-- WHAT NEEDS TO BE DONE --
Begin at the line containing "Convert this chart to structured JSON data." and give again every line to the end of the records, exactly, without the pictures.

Dataset entries
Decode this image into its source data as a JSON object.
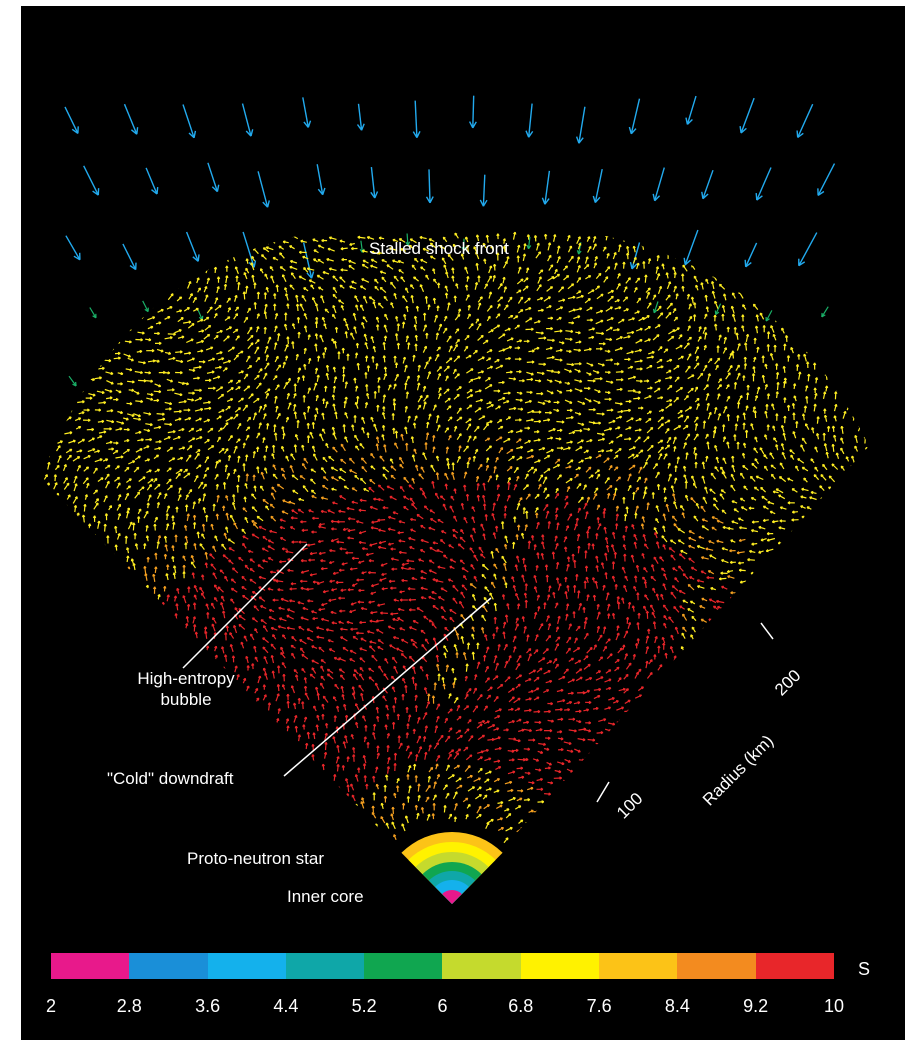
{
  "labels": {
    "stalled_shock_front": "Stalled shock front",
    "high_entropy_line1": "High-entropy",
    "high_entropy_line2": "bubble",
    "cold_downdraft": "\"Cold\" downdraft",
    "proto_neutron_star": "Proto-neutron star",
    "inner_core": "Inner core",
    "radius_axis": "Radius (km)",
    "radius_100": "100",
    "radius_200": "200"
  },
  "colorbar": {
    "unit": "S",
    "ticks": [
      "2",
      "2.8",
      "3.6",
      "4.4",
      "5.2",
      "6",
      "6.8",
      "7.6",
      "8.4",
      "9.2",
      "10"
    ],
    "colors": [
      "#e8198b",
      "#1a8fd8",
      "#14b1ec",
      "#0fa7a8",
      "#10a650",
      "#c5da2d",
      "#fff200",
      "#fcc317",
      "#f38b1f",
      "#e8262a"
    ]
  },
  "arrow_colors": {
    "infall": "#22aaee",
    "shock": "#1ab068",
    "convective": "#ffee22",
    "warm": "#f5a020",
    "hot": "#e8262a"
  }
}
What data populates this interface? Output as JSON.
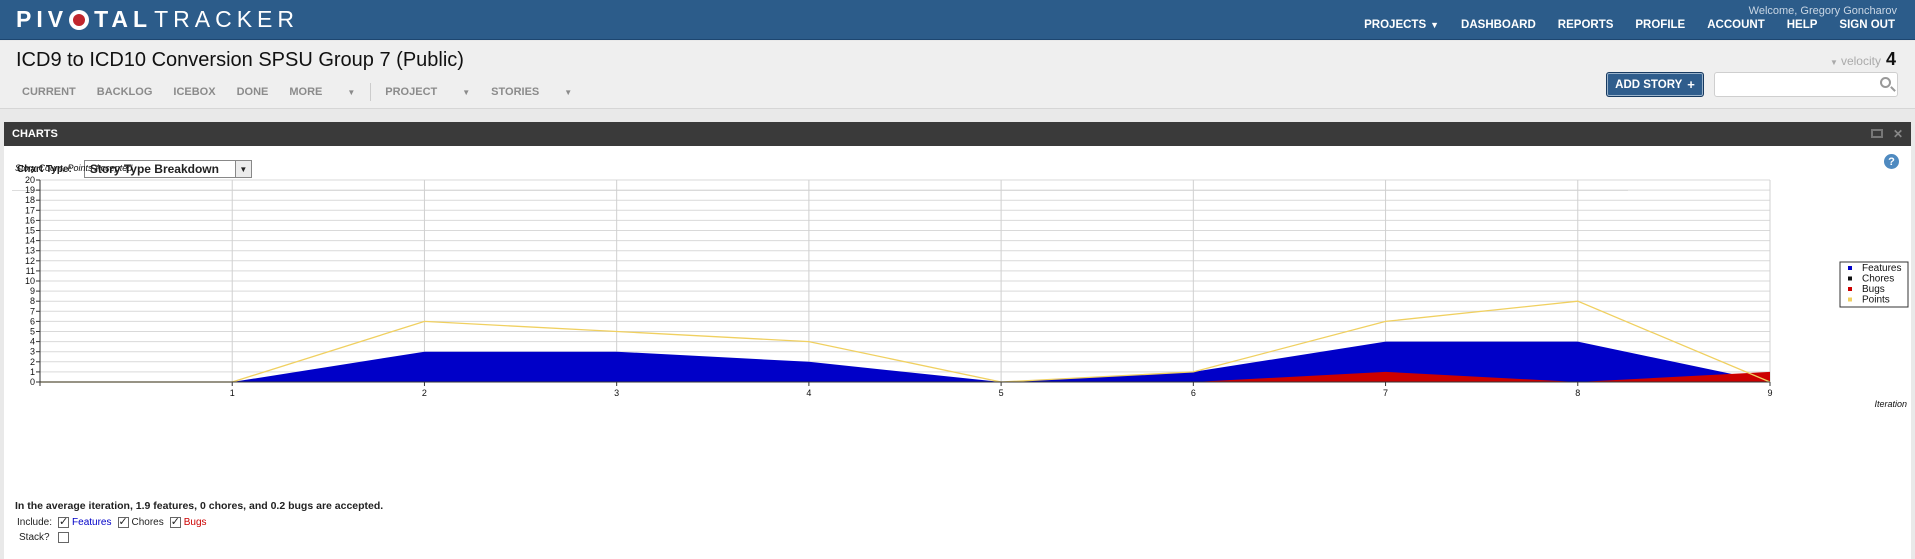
{
  "topbar": {
    "logo_a": "PIV",
    "logo_b": "TAL",
    "logo_c": "TRACKER",
    "welcome": "Welcome, Gregory Goncharov",
    "nav": {
      "projects": "PROJECTS",
      "dashboard": "DASHBOARD",
      "reports": "REPORTS",
      "profile": "PROFILE",
      "account": "ACCOUNT",
      "help": "HELP",
      "signout": "SIGN OUT"
    }
  },
  "project": {
    "title": "ICD9 to ICD10 Conversion SPSU Group 7 (Public)",
    "tabs": {
      "current": "CURRENT",
      "backlog": "BACKLOG",
      "icebox": "ICEBOX",
      "done": "DONE",
      "more": "MORE",
      "project": "PROJECT",
      "stories": "STORIES"
    },
    "velocity_label": "velocity",
    "velocity_value": "4",
    "add_story": "ADD STORY",
    "search_placeholder": ""
  },
  "panel": {
    "title": "CHARTS",
    "chart_type_label": "Chart Type:",
    "chart_type_value": "Story Type Breakdown",
    "summary": "In the average iteration, 1.9 features, 0 chores, and 0.2 bugs are accepted.",
    "include_label": "Include:",
    "features_label": "Features",
    "chores_label": "Chores",
    "bugs_label": "Bugs",
    "stack_label": "Stack?"
  },
  "chart_data": {
    "type": "area",
    "ylabel": "Story Count, Points Accepted",
    "xlabel": "Iteration",
    "x": [
      0,
      1,
      2,
      3,
      4,
      5,
      6,
      7,
      8,
      9
    ],
    "x_tick_labels": [
      "1",
      "2",
      "3",
      "4",
      "5",
      "6",
      "7",
      "8",
      "9"
    ],
    "ylim": [
      0,
      20
    ],
    "y_ticks": [
      0,
      1,
      2,
      3,
      4,
      5,
      6,
      7,
      8,
      9,
      10,
      11,
      12,
      13,
      14,
      15,
      16,
      17,
      18,
      19,
      20
    ],
    "grid": true,
    "legend_placement": "right",
    "series": [
      {
        "name": "Features",
        "color": "#0000c8",
        "kind": "area",
        "values": [
          0,
          0,
          3,
          3,
          2,
          0,
          1,
          4,
          4,
          0
        ]
      },
      {
        "name": "Chores",
        "color": "#111111",
        "kind": "area",
        "values": [
          0,
          0,
          0,
          0,
          0,
          0,
          0,
          0,
          0,
          0
        ]
      },
      {
        "name": "Bugs",
        "color": "#cc0000",
        "kind": "area",
        "values": [
          0,
          0,
          0,
          0,
          0,
          0,
          0,
          1,
          0,
          1
        ]
      },
      {
        "name": "Points",
        "color": "#f0d060",
        "kind": "line",
        "values": [
          0,
          0,
          6,
          5,
          4,
          0,
          1,
          6,
          8,
          0
        ]
      }
    ]
  }
}
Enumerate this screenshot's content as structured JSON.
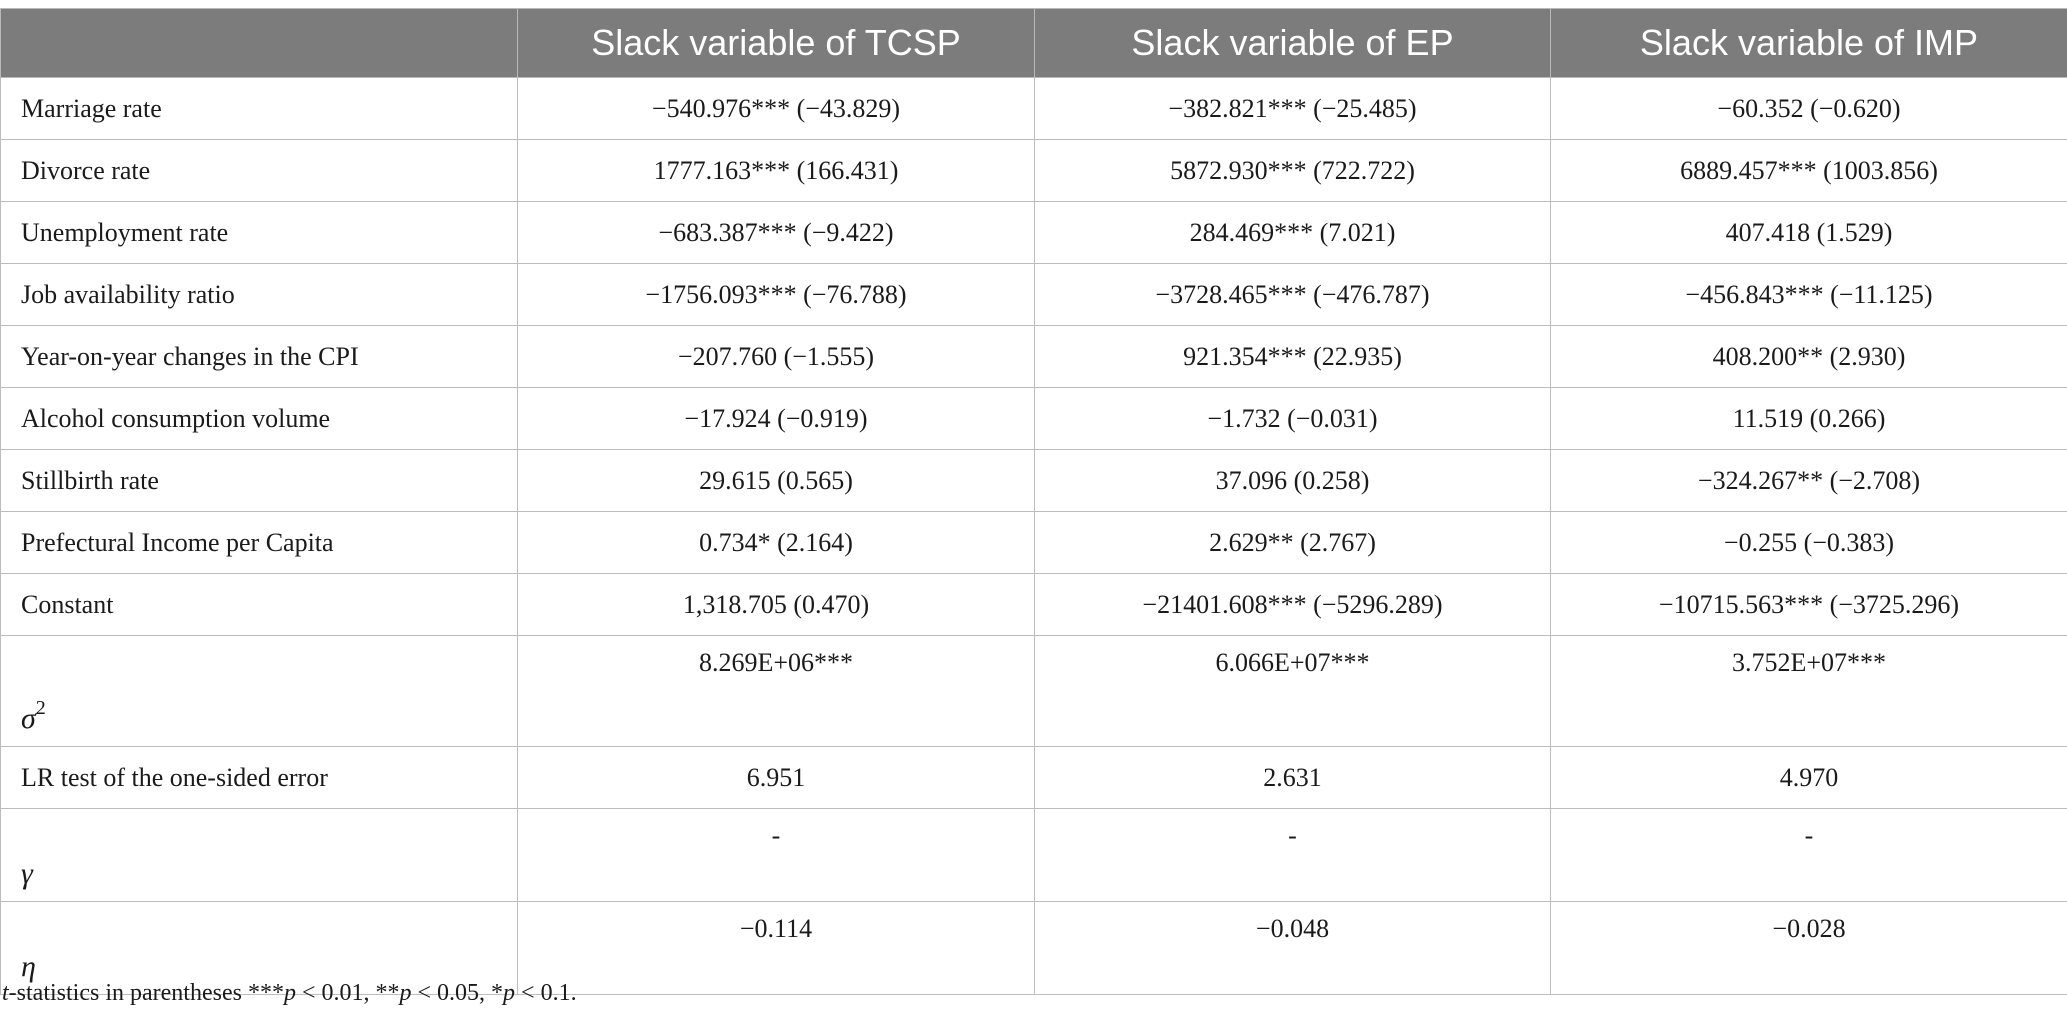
{
  "header": {
    "blank": "",
    "col1": "Slack variable of TCSP",
    "col2": "Slack variable of EP",
    "col3": "Slack variable of IMP"
  },
  "rows": [
    {
      "label": "Marriage rate",
      "tcsp": "−540.976*** (−43.829)",
      "ep": "−382.821*** (−25.485)",
      "imp": "−60.352 (−0.620)"
    },
    {
      "label": "Divorce rate",
      "tcsp": "1777.163*** (166.431)",
      "ep": "5872.930*** (722.722)",
      "imp": "6889.457*** (1003.856)"
    },
    {
      "label": "Unemployment rate",
      "tcsp": "−683.387*** (−9.422)",
      "ep": "284.469*** (7.021)",
      "imp": "407.418 (1.529)"
    },
    {
      "label": "Job availability ratio",
      "tcsp": "−1756.093*** (−76.788)",
      "ep": "−3728.465*** (−476.787)",
      "imp": "−456.843*** (−11.125)"
    },
    {
      "label": "Year-on-year changes in the CPI",
      "tcsp": "−207.760 (−1.555)",
      "ep": "921.354*** (22.935)",
      "imp": "408.200** (2.930)"
    },
    {
      "label": "Alcohol consumption volume",
      "tcsp": "−17.924 (−0.919)",
      "ep": "−1.732 (−0.031)",
      "imp": "11.519 (0.266)"
    },
    {
      "label": "Stillbirth rate",
      "tcsp": "29.615 (0.565)",
      "ep": "37.096 (0.258)",
      "imp": "−324.267** (−2.708)"
    },
    {
      "label": "Prefectural Income per Capita",
      "tcsp": "0.734* (2.164)",
      "ep": "2.629** (2.767)",
      "imp": "−0.255 (−0.383)"
    },
    {
      "label": "Constant",
      "tcsp": "1,318.705 (0.470)",
      "ep": "−21401.608*** (−5296.289)",
      "imp": "−10715.563*** (−3725.296)"
    },
    {
      "label": "σ",
      "label_sup": "2",
      "tcsp": "8.269E+06***",
      "ep": "6.066E+07***",
      "imp": "3.752E+07***"
    },
    {
      "label": "LR test of the one-sided error",
      "tcsp": "6.951",
      "ep": "2.631",
      "imp": "4.970"
    },
    {
      "label": "γ",
      "tcsp": "-",
      "ep": "-",
      "imp": "-"
    },
    {
      "label": "η",
      "tcsp": "−0.114",
      "ep": "−0.048",
      "imp": "−0.028"
    }
  ],
  "footnote": {
    "t": "t",
    "text1": "-statistics in parentheses ***",
    "p1": "p",
    "text2": " < 0.01, **",
    "p2": "p",
    "text3": " < 0.05, *",
    "p3": "p",
    "text4": " < 0.1."
  }
}
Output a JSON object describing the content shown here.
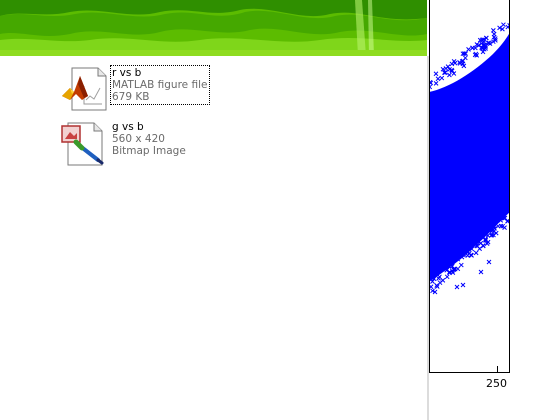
{
  "files": [
    {
      "name": "r vs b",
      "type": "MATLAB figure file",
      "detail": "679 KB",
      "icon": "matlab-figure-icon",
      "selected": true
    },
    {
      "name": "g vs b",
      "type": "Bitmap Image",
      "detail": "560 x 420",
      "icon": "bitmap-image-icon",
      "selected": false
    }
  ],
  "figure": {
    "marker_color": "#0000ff",
    "x_tick_label": "250"
  },
  "colors": {
    "wallpaper_green": "#57b800",
    "wallpaper_dark": "#2e8a00",
    "wallpaper_light": "#8fdc20"
  }
}
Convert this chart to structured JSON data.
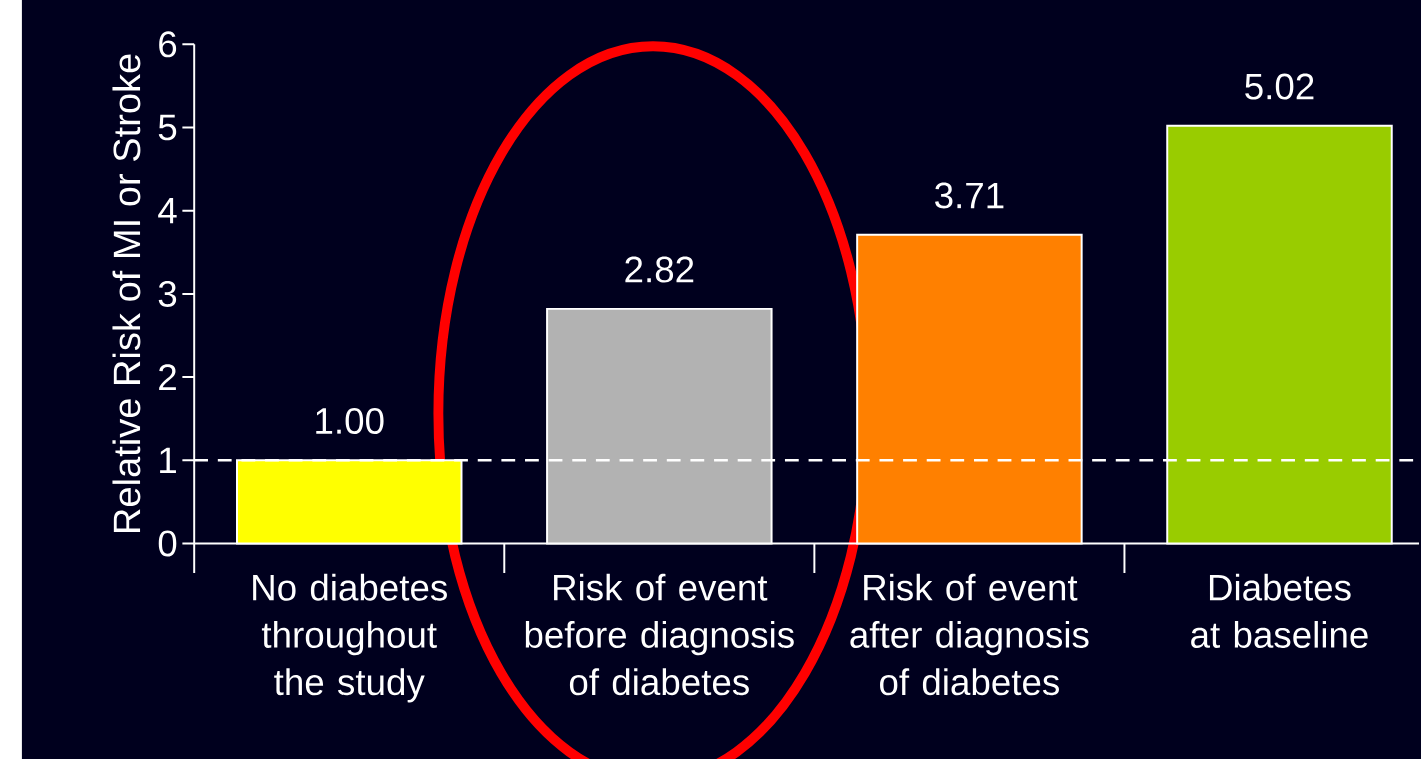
{
  "chart_data": {
    "type": "bar",
    "ylabel": "Relative Risk of MI or Stroke",
    "categories": [
      "No diabetes throughout the study",
      "Risk of event before diagnosis of diabetes",
      "Risk of event after diagnosis of diabetes",
      "Diabetes at baseline"
    ],
    "values": [
      1.0,
      2.82,
      3.71,
      5.02
    ],
    "colors": [
      "#ffff00",
      "#b2b2b2",
      "#ff8000",
      "#99cc00"
    ],
    "value_labels": [
      "1.00",
      "2.82",
      "3.71",
      "5.02"
    ],
    "ylim": [
      0,
      6
    ],
    "yticks": [
      0,
      1,
      2,
      3,
      4,
      5,
      6
    ],
    "ref_lines": [
      {
        "axis": "y",
        "value": 1,
        "color": "#ffffff",
        "line_style": "dashed"
      }
    ]
  }
}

-- OUTPUT OF THE EXERCISE --
Convert this chart to structured JSON data.
{
  "chart_data": {
    "type": "bar",
    "ylabel": "Relative Risk of MI or Stroke",
    "categories": [
      "No diabetes throughout the study",
      "Risk of event before diagnosis of diabetes",
      "Risk of event after diagnosis of diabetes",
      "Diabetes at baseline"
    ],
    "values": [
      1.0,
      2.82,
      3.71,
      5.02
    ],
    "colors": [
      "#ffff00",
      "#b2b2b2",
      "#ff8000",
      "#99cc00"
    ],
    "value_labels": [
      "1.00",
      "2.82",
      "3.71",
      "5.02"
    ],
    "ylim": [
      0,
      6
    ],
    "yticks": [
      0,
      1,
      2,
      3,
      4,
      5,
      6
    ],
    "ref_lines": [
      {
        "axis": "y",
        "value": 1,
        "color": "#ffffff",
        "line_style": "dashed"
      }
    ]
  }
}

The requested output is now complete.